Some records
○ ○ ○ ○ ○ ○ ○

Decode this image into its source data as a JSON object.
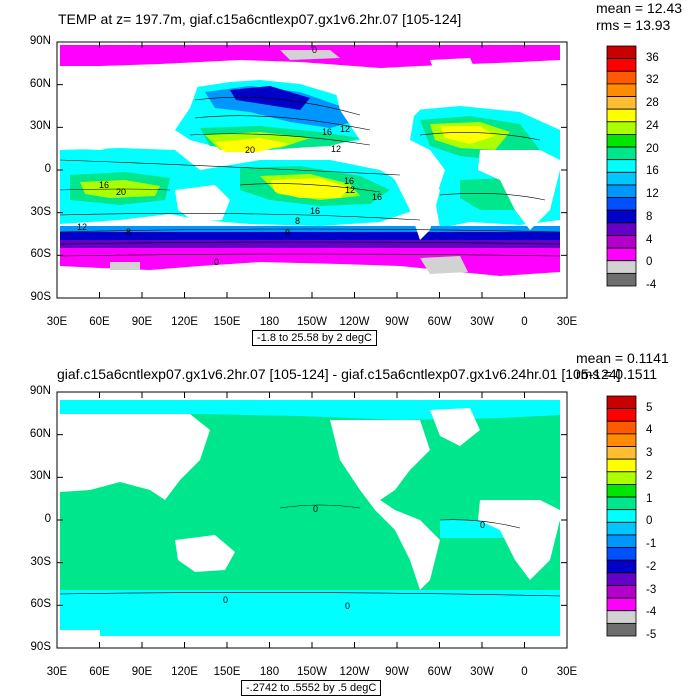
{
  "panels": [
    {
      "title": "TEMP at z= 197.7m, giaf.c15a6cntlexp07.gx1v6.2hr.07 [105-124]",
      "stats": {
        "mean": "mean = 12.43",
        "rms": "rms = 13.93"
      },
      "contour_info": "-1.8 to 25.58 by 2 degC",
      "colorbar": {
        "labels": [
          "36",
          "32",
          "28",
          "24",
          "20",
          "16",
          "12",
          "8",
          "4",
          "0",
          "-4"
        ],
        "colors": [
          "#c80000",
          "#ff0000",
          "#ff5a00",
          "#ff8c00",
          "#ffbe32",
          "#ffff00",
          "#aaff00",
          "#00e600",
          "#00e68c",
          "#00ffff",
          "#00c8ff",
          "#0096ff",
          "#0050ff",
          "#0000c8",
          "#6400c8",
          "#b400c8",
          "#ff00ff",
          "#d2d2d2",
          "#6e6e6e"
        ]
      },
      "contour_labels": [
        "0",
        "16",
        "12",
        "20",
        "16",
        "20",
        "12",
        "16",
        "12",
        "16",
        "8",
        "12",
        "8",
        "0",
        "8",
        "16"
      ]
    },
    {
      "title": "giaf.c15a6cntlexp07.gx1v6.2hr.07 [105-124] - giaf.c15a6cntlexp07.gx1v6.24hr.01 [105-124]",
      "stats": {
        "mean": "mean = 0.1141",
        "rms": "rms = 0.1511"
      },
      "contour_info": "-.2742 to .5552 by .5 degC",
      "colorbar": {
        "labels": [
          "5",
          "4",
          "3",
          "2",
          "1",
          "0",
          "-1",
          "-2",
          "-3",
          "-4",
          "-5"
        ],
        "colors": [
          "#c80000",
          "#ff0000",
          "#ff5a00",
          "#ff8c00",
          "#ffbe32",
          "#ffff00",
          "#aaff00",
          "#00e600",
          "#00e68c",
          "#00ffff",
          "#00c8ff",
          "#0096ff",
          "#0050ff",
          "#0000c8",
          "#6400c8",
          "#b400c8",
          "#ff00ff",
          "#d2d2d2",
          "#6e6e6e"
        ]
      },
      "contour_labels": [
        "0",
        "0",
        "0",
        "0"
      ]
    }
  ],
  "axes": {
    "x_ticks": [
      "30E",
      "60E",
      "90E",
      "120E",
      "150E",
      "180",
      "150W",
      "120W",
      "90W",
      "60W",
      "30W",
      "0",
      "30E"
    ],
    "y_ticks": [
      "90N",
      "60N",
      "30N",
      "0",
      "30S",
      "60S",
      "90S"
    ]
  }
}
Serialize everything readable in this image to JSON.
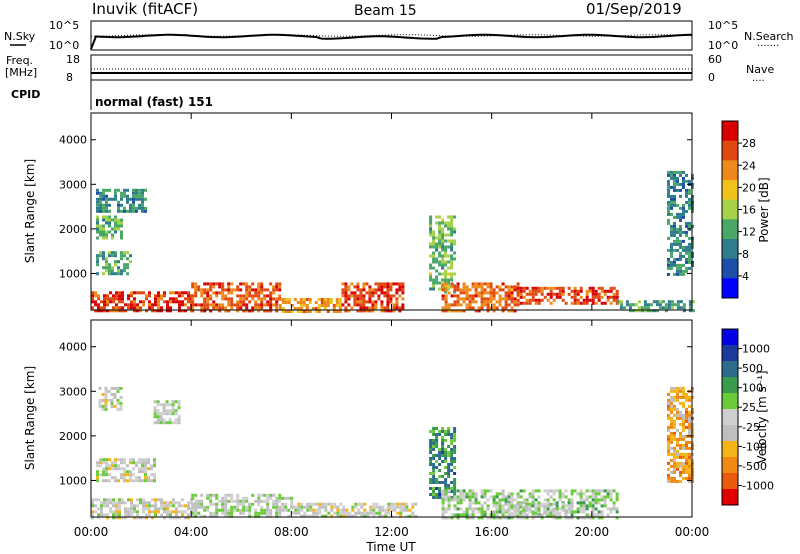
{
  "header": {
    "station": "Inuvik (fitACF)",
    "beam": "Beam 15",
    "date": "01/Sep/2019"
  },
  "top_panel": {
    "left_label": "N.Sky",
    "left_ticks": [
      "10^5",
      "10^0"
    ],
    "right_ticks": [
      "10^5",
      "10^0"
    ],
    "right_label": "N.Search",
    "right_label_dash": "·······"
  },
  "freq_panel": {
    "left_label_1": "Freq.",
    "left_label_2": "[MHz]",
    "left_ticks": [
      "18",
      "8"
    ],
    "right_ticks": [
      "60",
      "0"
    ],
    "right_label": "Nave",
    "right_label_dash": "····"
  },
  "cpid_panel": {
    "label": "CPID",
    "text": "normal (fast) 151"
  },
  "axes": {
    "ylabel": "Slant Range [km]",
    "xlabel": "Time UT",
    "yticks": [
      "4000",
      "3000",
      "2000",
      "1000"
    ],
    "xticks": [
      "00:00",
      "04:00",
      "08:00",
      "12:00",
      "16:00",
      "20:00",
      "00:00"
    ]
  },
  "colors": {
    "power_scale": [
      "#0000ff",
      "#1c4fa8",
      "#2f7c8c",
      "#49a868",
      "#a6d24a",
      "#f2c21c",
      "#ee8a1b",
      "#e04a10",
      "#d80000"
    ],
    "velocity_scale": [
      "#e00000",
      "#ec5a0d",
      "#f08a14",
      "#f5b418",
      "#bfbfbf",
      "#cfcfcf",
      "#6ccb3a",
      "#3a9a4e",
      "#2c6c8a",
      "#1b3a9c",
      "#0000e0"
    ]
  },
  "chart_data": [
    {
      "type": "heatmap",
      "title": "",
      "xlabel": "",
      "ylabel": "Slant Range [km]",
      "xlim": [
        "00:00",
        "00:00"
      ],
      "ylim": [
        180,
        4600
      ],
      "colorbar": {
        "label": "Power [dB]",
        "ticks": [
          "28",
          "24",
          "20",
          "16",
          "12",
          "8",
          "4"
        ],
        "range": [
          0,
          32
        ]
      },
      "regions": [
        {
          "time": [
            0.0,
            4.0
          ],
          "range": [
            180,
            600
          ],
          "level": 28
        },
        {
          "time": [
            0.2,
            1.6
          ],
          "range": [
            1000,
            1500
          ],
          "level": 12
        },
        {
          "time": [
            0.2,
            1.2
          ],
          "range": [
            1800,
            2300
          ],
          "level": 14
        },
        {
          "time": [
            0.2,
            2.2
          ],
          "range": [
            2400,
            2900
          ],
          "level": 10
        },
        {
          "time": [
            4.0,
            7.5
          ],
          "range": [
            180,
            800
          ],
          "level": 26
        },
        {
          "time": [
            7.5,
            10.0
          ],
          "range": [
            180,
            450
          ],
          "level": 22
        },
        {
          "time": [
            10.0,
            12.5
          ],
          "range": [
            180,
            800
          ],
          "level": 27
        },
        {
          "time": [
            13.5,
            14.5
          ],
          "range": [
            600,
            2300
          ],
          "level": 14
        },
        {
          "time": [
            14.0,
            17.0
          ],
          "range": [
            180,
            800
          ],
          "level": 25
        },
        {
          "time": [
            17.0,
            21.0
          ],
          "range": [
            300,
            700
          ],
          "level": 27
        },
        {
          "time": [
            21.0,
            24.0
          ],
          "range": [
            180,
            400
          ],
          "level": 12
        },
        {
          "time": [
            23.0,
            24.0
          ],
          "range": [
            1000,
            3300
          ],
          "level": 10
        }
      ]
    },
    {
      "type": "heatmap",
      "title": "",
      "xlabel": "Time UT",
      "ylabel": "Slant Range [km]",
      "xlim": [
        "00:00",
        "00:00"
      ],
      "ylim": [
        180,
        4600
      ],
      "colorbar": {
        "label": "Velocity [m s⁻¹]",
        "ticks": [
          "1000",
          "500",
          "100",
          "25",
          "-25",
          "-100",
          "-500",
          "-1000"
        ],
        "range": [
          -1200,
          1200
        ]
      },
      "regions": [
        {
          "time": [
            0.0,
            4.0
          ],
          "range": [
            180,
            600
          ],
          "level": -100
        },
        {
          "time": [
            0.2,
            2.5
          ],
          "range": [
            1000,
            1500
          ],
          "level": -100
        },
        {
          "time": [
            0.3,
            1.2
          ],
          "range": [
            2600,
            3100
          ],
          "level": -100
        },
        {
          "time": [
            2.5,
            3.5
          ],
          "range": [
            2300,
            2800
          ],
          "level": 0
        },
        {
          "time": [
            4.0,
            8.0
          ],
          "range": [
            180,
            700
          ],
          "level": 0
        },
        {
          "time": [
            8.0,
            13.0
          ],
          "range": [
            180,
            500
          ],
          "level": -100
        },
        {
          "time": [
            13.5,
            14.5
          ],
          "range": [
            600,
            2200
          ],
          "level": 500
        },
        {
          "time": [
            14.0,
            21.0
          ],
          "range": [
            180,
            800
          ],
          "level": 100
        },
        {
          "time": [
            16.5,
            19.0
          ],
          "range": [
            180,
            500
          ],
          "level": 0
        },
        {
          "time": [
            23.0,
            24.0
          ],
          "range": [
            1000,
            3100
          ],
          "level": -500
        }
      ]
    }
  ]
}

○ ○ ○ ○ ○ ○ ○

- What to produce
Take the entries shown above and quote them verbatim, passing over the pictures.

- Result of the exercise
Decode this image into its source data as a JSON object.
{
  "panels": [
    {
      "title": "TEMP at z= 197.7m, giaf.c15a6cntlexp07.gx1v6.2hr.07 [105-124]",
      "stats": {
        "mean": "mean = 12.43",
        "rms": "rms = 13.93"
      },
      "contour_info": "-1.8 to 25.58 by 2 degC",
      "colorbar": {
        "labels": [
          "36",
          "32",
          "28",
          "24",
          "20",
          "16",
          "12",
          "8",
          "4",
          "0",
          "-4"
        ],
        "colors": [
          "#c80000",
          "#ff0000",
          "#ff5a00",
          "#ff8c00",
          "#ffbe32",
          "#ffff00",
          "#aaff00",
          "#00e600",
          "#00e68c",
          "#00ffff",
          "#00c8ff",
          "#0096ff",
          "#0050ff",
          "#0000c8",
          "#6400c8",
          "#b400c8",
          "#ff00ff",
          "#d2d2d2",
          "#6e6e6e"
        ]
      },
      "contour_labels": [
        "0",
        "16",
        "12",
        "20",
        "16",
        "20",
        "12",
        "16",
        "12",
        "16",
        "8",
        "12",
        "8",
        "0",
        "8",
        "16"
      ]
    },
    {
      "title": "giaf.c15a6cntlexp07.gx1v6.2hr.07 [105-124] - giaf.c15a6cntlexp07.gx1v6.24hr.01 [105-124]",
      "stats": {
        "mean": "mean = 0.1141",
        "rms": "rms = 0.1511"
      },
      "contour_info": "-.2742 to .5552 by .5 degC",
      "colorbar": {
        "labels": [
          "5",
          "4",
          "3",
          "2",
          "1",
          "0",
          "-1",
          "-2",
          "-3",
          "-4",
          "-5"
        ],
        "colors": [
          "#c80000",
          "#ff0000",
          "#ff5a00",
          "#ff8c00",
          "#ffbe32",
          "#ffff00",
          "#aaff00",
          "#00e600",
          "#00e68c",
          "#00ffff",
          "#00c8ff",
          "#0096ff",
          "#0050ff",
          "#0000c8",
          "#6400c8",
          "#b400c8",
          "#ff00ff",
          "#d2d2d2",
          "#6e6e6e"
        ]
      },
      "contour_labels": [
        "0",
        "0",
        "0",
        "0"
      ]
    }
  ],
  "axes": {
    "x_ticks": [
      "30E",
      "60E",
      "90E",
      "120E",
      "150E",
      "180",
      "150W",
      "120W",
      "90W",
      "60W",
      "30W",
      "0",
      "30E"
    ],
    "y_ticks": [
      "90N",
      "60N",
      "30N",
      "0",
      "30S",
      "60S",
      "90S"
    ]
  }
}
Serialize everything readable in this image to JSON.
{
  "header": {
    "station": "Inuvik (fitACF)",
    "beam": "Beam 15",
    "date": "01/Sep/2019"
  },
  "top_panel": {
    "left_label": "N.Sky",
    "left_ticks": [
      "10^5",
      "10^0"
    ],
    "right_ticks": [
      "10^5",
      "10^0"
    ],
    "right_label": "N.Search",
    "right_label_dash": "·······"
  },
  "freq_panel": {
    "left_label_1": "Freq.",
    "left_label_2": "[MHz]",
    "left_ticks": [
      "18",
      "8"
    ],
    "right_ticks": [
      "60",
      "0"
    ],
    "right_label": "Nave",
    "right_label_dash": "····"
  },
  "cpid_panel": {
    "label": "CPID",
    "text": "normal (fast) 151"
  },
  "axes": {
    "ylabel": "Slant Range [km]",
    "xlabel": "Time UT",
    "yticks": [
      "4000",
      "3000",
      "2000",
      "1000"
    ],
    "xticks": [
      "00:00",
      "04:00",
      "08:00",
      "12:00",
      "16:00",
      "20:00",
      "00:00"
    ]
  },
  "colors": {
    "power_scale": [
      "#0000ff",
      "#1c4fa8",
      "#2f7c8c",
      "#49a868",
      "#a6d24a",
      "#f2c21c",
      "#ee8a1b",
      "#e04a10",
      "#d80000"
    ],
    "velocity_scale": [
      "#e00000",
      "#ec5a0d",
      "#f08a14",
      "#f5b418",
      "#bfbfbf",
      "#cfcfcf",
      "#6ccb3a",
      "#3a9a4e",
      "#2c6c8a",
      "#1b3a9c",
      "#0000e0"
    ]
  },
  "chart_data": [
    {
      "type": "heatmap",
      "title": "",
      "xlabel": "",
      "ylabel": "Slant Range [km]",
      "xlim": [
        "00:00",
        "00:00"
      ],
      "ylim": [
        180,
        4600
      ],
      "colorbar": {
        "label": "Power [dB]",
        "ticks": [
          "28",
          "24",
          "20",
          "16",
          "12",
          "8",
          "4"
        ],
        "range": [
          0,
          32
        ]
      },
      "regions": [
        {
          "time": [
            0.0,
            4.0
          ],
          "range": [
            180,
            600
          ],
          "level": 28
        },
        {
          "time": [
            0.2,
            1.6
          ],
          "range": [
            1000,
            1500
          ],
          "level": 12
        },
        {
          "time": [
            0.2,
            1.2
          ],
          "range": [
            1800,
            2300
          ],
          "level": 14
        },
        {
          "time": [
            0.2,
            2.2
          ],
          "range": [
            2400,
            2900
          ],
          "level": 10
        },
        {
          "time": [
            4.0,
            7.5
          ],
          "range": [
            180,
            800
          ],
          "level": 26
        },
        {
          "time": [
            7.5,
            10.0
          ],
          "range": [
            180,
            450
          ],
          "level": 22
        },
        {
          "time": [
            10.0,
            12.5
          ],
          "range": [
            180,
            800
          ],
          "level": 27
        },
        {
          "time": [
            13.5,
            14.5
          ],
          "range": [
            600,
            2300
          ],
          "level": 14
        },
        {
          "time": [
            14.0,
            17.0
          ],
          "range": [
            180,
            800
          ],
          "level": 25
        },
        {
          "time": [
            17.0,
            21.0
          ],
          "range": [
            300,
            700
          ],
          "level": 27
        },
        {
          "time": [
            21.0,
            24.0
          ],
          "range": [
            180,
            400
          ],
          "level": 12
        },
        {
          "time": [
            23.0,
            24.0
          ],
          "range": [
            1000,
            3300
          ],
          "level": 10
        }
      ]
    },
    {
      "type": "heatmap",
      "title": "",
      "xlabel": "Time UT",
      "ylabel": "Slant Range [km]",
      "xlim": [
        "00:00",
        "00:00"
      ],
      "ylim": [
        180,
        4600
      ],
      "colorbar": {
        "label": "Velocity [m s⁻¹]",
        "ticks": [
          "1000",
          "500",
          "100",
          "25",
          "-25",
          "-100",
          "-500",
          "-1000"
        ],
        "range": [
          -1200,
          1200
        ]
      },
      "regions": [
        {
          "time": [
            0.0,
            4.0
          ],
          "range": [
            180,
            600
          ],
          "level": -100
        },
        {
          "time": [
            0.2,
            2.5
          ],
          "range": [
            1000,
            1500
          ],
          "level": -100
        },
        {
          "time": [
            0.3,
            1.2
          ],
          "range": [
            2600,
            3100
          ],
          "level": -100
        },
        {
          "time": [
            2.5,
            3.5
          ],
          "range": [
            2300,
            2800
          ],
          "level": 0
        },
        {
          "time": [
            4.0,
            8.0
          ],
          "range": [
            180,
            700
          ],
          "level": 0
        },
        {
          "time": [
            8.0,
            13.0
          ],
          "range": [
            180,
            500
          ],
          "level": -100
        },
        {
          "time": [
            13.5,
            14.5
          ],
          "range": [
            600,
            2200
          ],
          "level": 500
        },
        {
          "time": [
            14.0,
            21.0
          ],
          "range": [
            180,
            800
          ],
          "level": 100
        },
        {
          "time": [
            16.5,
            19.0
          ],
          "range": [
            180,
            500
          ],
          "level": 0
        },
        {
          "time": [
            23.0,
            24.0
          ],
          "range": [
            1000,
            3100
          ],
          "level": -500
        }
      ]
    }
  ]
}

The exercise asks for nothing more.